DO THIS -> Return every entry exactly.

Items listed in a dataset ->
------------------------------------------------------------

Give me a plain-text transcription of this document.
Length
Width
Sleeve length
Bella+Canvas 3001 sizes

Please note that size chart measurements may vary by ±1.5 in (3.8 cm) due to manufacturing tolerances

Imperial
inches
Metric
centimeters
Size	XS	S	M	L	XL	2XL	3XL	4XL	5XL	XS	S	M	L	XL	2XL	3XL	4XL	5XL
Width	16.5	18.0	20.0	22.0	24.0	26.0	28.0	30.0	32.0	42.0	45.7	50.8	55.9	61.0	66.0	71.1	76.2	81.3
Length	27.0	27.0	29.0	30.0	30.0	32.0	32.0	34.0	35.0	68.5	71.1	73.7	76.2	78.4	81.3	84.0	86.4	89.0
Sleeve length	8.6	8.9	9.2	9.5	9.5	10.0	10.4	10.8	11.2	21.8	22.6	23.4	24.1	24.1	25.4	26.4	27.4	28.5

------------------------------------------------------------

WRITTEN ANSWER ->
Give me a plain-text transcription of this document.
Length
Width
Sleeve length
Bella+Canvas 3001 sizes

Please note that size chart measurements may vary by ±1.5 in (3.8 cm) due to manufacturing tolerances

Imperial
inches
Metric
centimeters
Size	XS	S	M	L	XL	2XL	3XL	4XL	5XL	XS	S	M	L	XL	2XL	3XL	4XL	5XL
Width	16.5	18.0	20.0	22.0	24.0	26.0	28.0	30.0	32.0	42.0	45.7	50.8	55.9	61.0	66.0	71.1	76.2	81.3
Length	27.0	27.0	29.0	30.0	30.0	32.0	32.0	34.0	35.0	68.5	71.1	73.7	76.2	78.4	81.3	84.0	86.4	89.0
Sleeve length	8.6	8.9	9.2	9.5	9.5	10.0	10.4	10.8	11.2	21.8	22.6	23.4	24.1	24.1	25.4	26.4	27.4	28.5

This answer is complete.